### EXERCISE
How many lines in the records below hold the string "xray"? Answer with the number alone.

(Data items)

— START —

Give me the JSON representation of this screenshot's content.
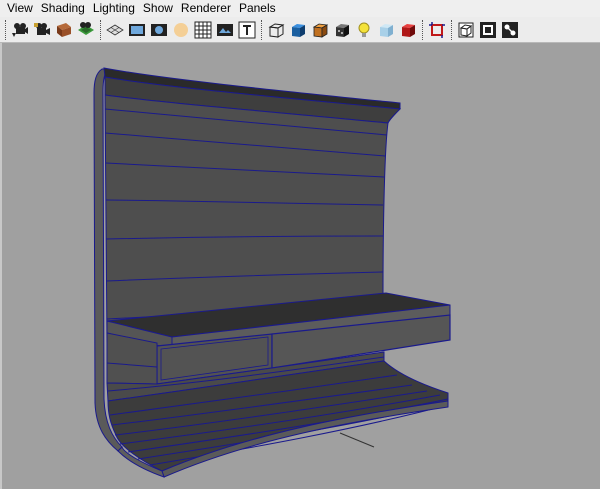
{
  "menubar": {
    "items": [
      {
        "label": "View"
      },
      {
        "label": "Shading"
      },
      {
        "label": "Lighting"
      },
      {
        "label": "Show"
      },
      {
        "label": "Renderer"
      },
      {
        "label": "Panels"
      }
    ]
  },
  "toolbar": {
    "groups": [
      [
        "select-camera-icon",
        "camera-attributes-icon",
        "bookmarks-icon",
        "image-plane-icon"
      ],
      [
        "grid-icon",
        "film-gate-icon",
        "resolution-gate-icon",
        "gate-mask-icon",
        "field-chart-icon",
        "safe-action-icon",
        "safe-title-icon"
      ],
      [
        "wireframe-icon",
        "smooth-shade-icon",
        "wireframe-on-shaded-icon",
        "xray-icon",
        "default-lighting-icon",
        "shadows-icon",
        "isolate-select-icon"
      ],
      [
        "highlight-selection-icon"
      ],
      [
        "xray-joints-icon",
        "xray-active-icon",
        "hypershade-icon"
      ]
    ]
  },
  "viewport": {
    "background": "#a0a0a0",
    "wire_color": "#1a1a8c",
    "face_color": "#4e4e4e"
  }
}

— END —

### ANSWER IN FULL
3